(Raw records)
________________

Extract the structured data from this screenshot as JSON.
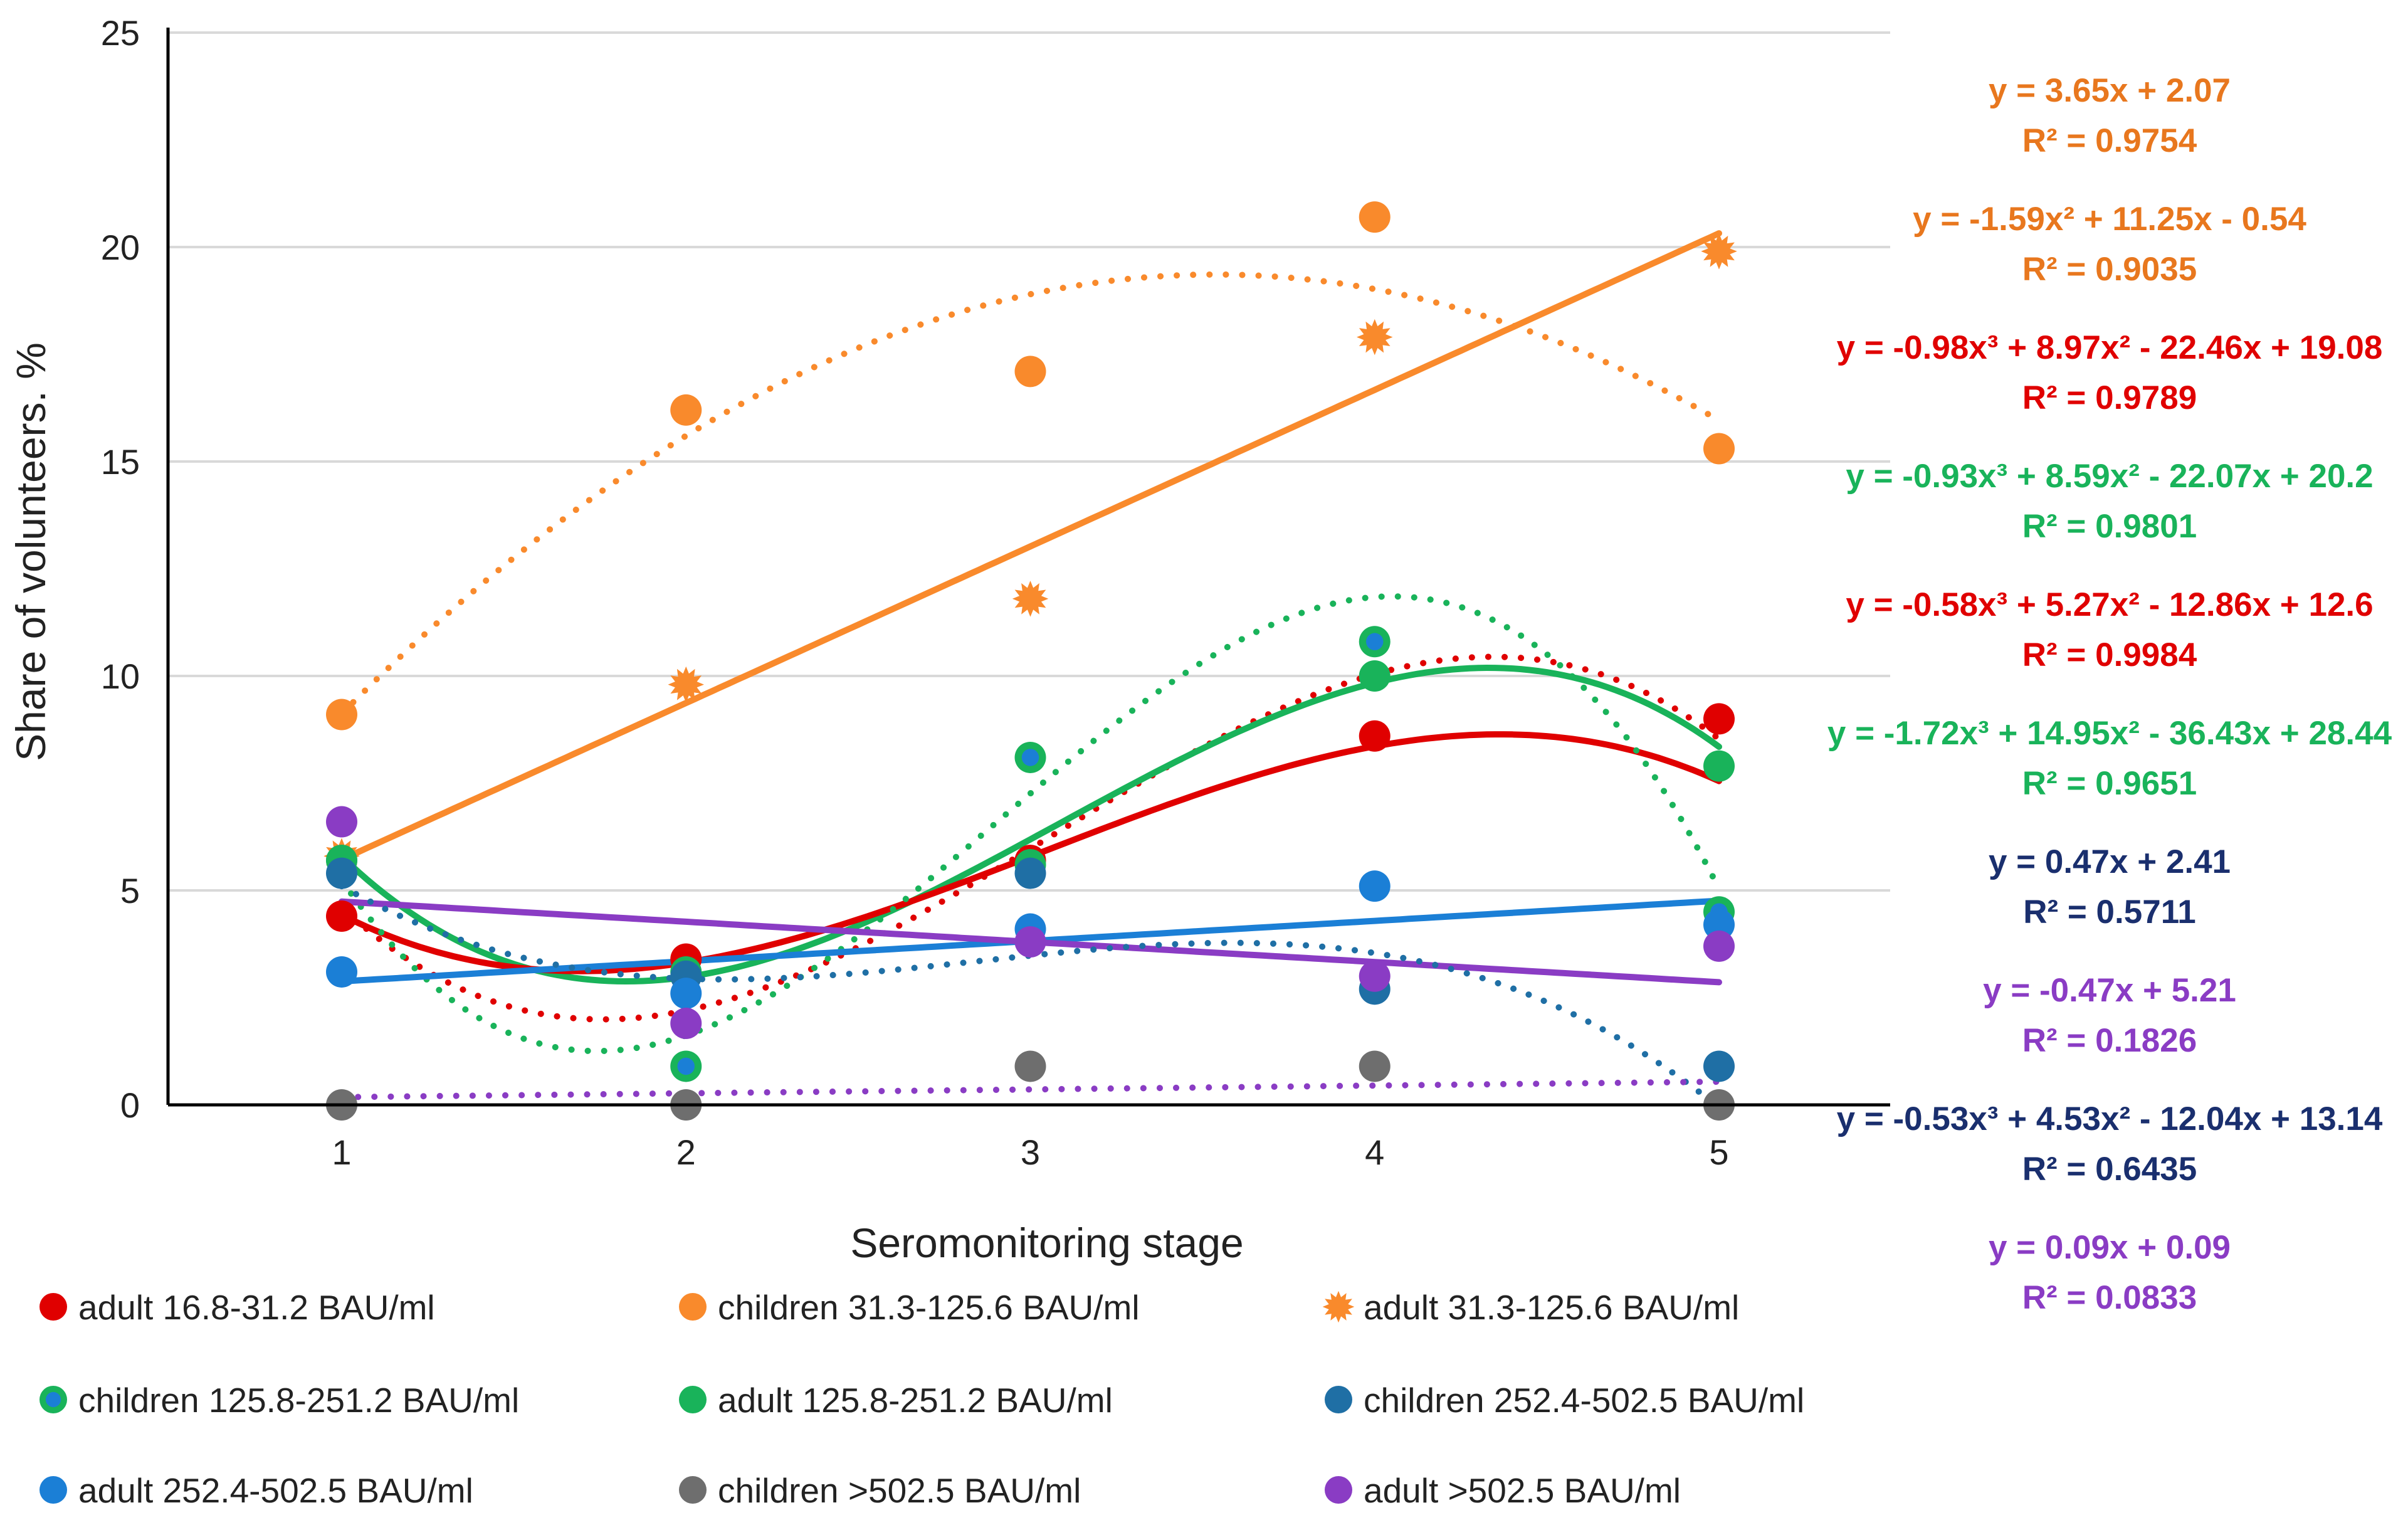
{
  "chart_data": {
    "type": "scatter",
    "title": "",
    "xlabel": "Seromonitoring stage",
    "ylabel": "Share of volunteers. %",
    "xlim": [
      1,
      5
    ],
    "ylim": [
      0,
      25
    ],
    "x_ticks": [
      "1",
      "2",
      "3",
      "4",
      "5"
    ],
    "y_ticks": [
      "0",
      "5",
      "10",
      "15",
      "20",
      "25"
    ],
    "gridlines": true,
    "legend_position": "bottom",
    "series": [
      {
        "name": "adult 16.8-31.2 BAU/ml",
        "color": "#e00000",
        "marker": "circle",
        "x": [
          1,
          2,
          3,
          4,
          5
        ],
        "values": [
          4.4,
          3.4,
          5.7,
          8.6,
          9.0
        ]
      },
      {
        "name": "children  31.3-125.6 BAU/ml",
        "color": "#f98a2c",
        "marker": "circle",
        "x": [
          1,
          2,
          3,
          4,
          5
        ],
        "values": [
          9.1,
          16.2,
          17.1,
          20.7,
          15.3
        ]
      },
      {
        "name": "adult 31.3-125.6 BAU/ml",
        "color": "#f98a2c",
        "marker": "burst",
        "x": [
          1,
          2,
          3,
          4,
          5
        ],
        "values": [
          5.8,
          9.8,
          11.8,
          17.9,
          19.9
        ]
      },
      {
        "name": "children  125.8-251.2  BAU/ml",
        "color": "#19b35a",
        "marker": "circle-blue-center",
        "x": [
          1,
          2,
          3,
          4,
          5
        ],
        "values": [
          5.7,
          0.9,
          8.1,
          10.8,
          4.5
        ]
      },
      {
        "name": "adult 125.8-251.2 BAU/ml",
        "color": "#19b35a",
        "marker": "circle",
        "x": [
          1,
          2,
          3,
          4,
          5
        ],
        "values": [
          5.7,
          3.1,
          5.6,
          10.0,
          7.9
        ]
      },
      {
        "name": "children  252.4-502.5  BAU/ml",
        "color": "#1f6fa5",
        "marker": "circle",
        "x": [
          1,
          2,
          3,
          4,
          5
        ],
        "values": [
          5.4,
          3.0,
          5.4,
          2.7,
          0.9
        ]
      },
      {
        "name": "adult 252.4-502.5 BAU/ml",
        "color": "#1b7fd6",
        "marker": "circle",
        "x": [
          1,
          2,
          3,
          4,
          5
        ],
        "values": [
          3.1,
          2.6,
          4.1,
          5.1,
          4.2
        ]
      },
      {
        "name": "children  >502.5 BAU/ml",
        "color": "#6e6e6e",
        "marker": "circle",
        "x": [
          1,
          2,
          3,
          4,
          5
        ],
        "values": [
          0.0,
          0.0,
          0.9,
          0.9,
          0.0
        ]
      },
      {
        "name": "adult >502.5 BAU/ml",
        "color": "#8a3cc4",
        "marker": "circle",
        "x": [
          1,
          2,
          3,
          4,
          5
        ],
        "values": [
          6.6,
          1.9,
          3.8,
          3.0,
          3.7
        ]
      }
    ],
    "trendlines": [
      {
        "name": "children 31.3-125.6 linear",
        "color": "#f98a2c",
        "style": "solid",
        "coeffs": [
          3.65,
          2.07
        ]
      },
      {
        "name": "adult 31.3-125.6 poly2",
        "color": "#f98a2c",
        "style": "dotted",
        "coeffs": [
          -1.59,
          11.25,
          -0.54
        ]
      },
      {
        "name": "adult 16.8-31.2 poly3",
        "color": "#e00000",
        "style": "dotted",
        "coeffs": [
          -0.98,
          8.97,
          -22.46,
          19.08
        ]
      },
      {
        "name": "adult 125.8-251.2 poly3",
        "color": "#19b35a",
        "style": "solid",
        "coeffs": [
          -0.93,
          8.59,
          -22.07,
          20.2
        ]
      },
      {
        "name": "red solid poly3",
        "color": "#e00000",
        "style": "solid",
        "coeffs": [
          -0.58,
          5.27,
          -12.86,
          12.6
        ]
      },
      {
        "name": "children 125.8-251.2 poly3",
        "color": "#19b35a",
        "style": "dotted",
        "coeffs": [
          -1.72,
          14.95,
          -36.43,
          28.44
        ]
      },
      {
        "name": "adult 252.4-502.5 linear",
        "color": "#1b7fd6",
        "style": "solid",
        "coeffs": [
          0.47,
          2.41
        ]
      },
      {
        "name": "adult >502.5 linear",
        "color": "#8a3cc4",
        "style": "solid",
        "coeffs": [
          -0.47,
          5.21
        ]
      },
      {
        "name": "children 252.4-502.5 poly3",
        "color": "#1f6fa5",
        "style": "dotted",
        "coeffs": [
          -0.53,
          4.53,
          -12.04,
          13.14
        ]
      },
      {
        "name": "children >502.5 linear",
        "color": "#8a3cc4",
        "style": "dotted",
        "coeffs": [
          0.09,
          0.09
        ]
      }
    ],
    "equations": [
      {
        "eq": "y = 3.65x + 2.07",
        "r2": "R² = 0.9754",
        "color": "#e8771e"
      },
      {
        "eq": "y = -1.59x² + 11.25x - 0.54",
        "r2": "R² = 0.9035",
        "color": "#e8771e"
      },
      {
        "eq": "y = -0.98x³ + 8.97x² - 22.46x + 19.08",
        "r2": "R² = 0.9789",
        "color": "#e00000"
      },
      {
        "eq": "y = -0.93x³ + 8.59x² - 22.07x + 20.2",
        "r2": "R² = 0.9801",
        "color": "#19b35a"
      },
      {
        "eq": "y = -0.58x³ + 5.27x² - 12.86x + 12.6",
        "r2": "R² = 0.9984",
        "color": "#e00000"
      },
      {
        "eq": "y = -1.72x³ + 14.95x² - 36.43x + 28.44",
        "r2": "R² = 0.9651",
        "color": "#19b35a"
      },
      {
        "eq": "y = 0.47x + 2.41",
        "r2": "R² = 0.5711",
        "color": "#1a2f6e"
      },
      {
        "eq": "y = -0.47x + 5.21",
        "r2": "R² = 0.1826",
        "color": "#8a3cc4"
      },
      {
        "eq": "y = -0.53x³ + 4.53x² - 12.04x + 13.14",
        "r2": "R² = 0.6435",
        "color": "#1a2f6e"
      },
      {
        "eq": "y = 0.09x + 0.09",
        "r2": "R² = 0.0833",
        "color": "#8a3cc4"
      }
    ]
  }
}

________________

§ **GOAL**
List all lines holding the string "linear".

§ **TASK RESPONSE**
        "name": "children 31.3-125.6 linear",
        "name": "adult 252.4-502.5 linear",
        "name": "adult >502.5 linear",
        "name": "children >502.5 linear",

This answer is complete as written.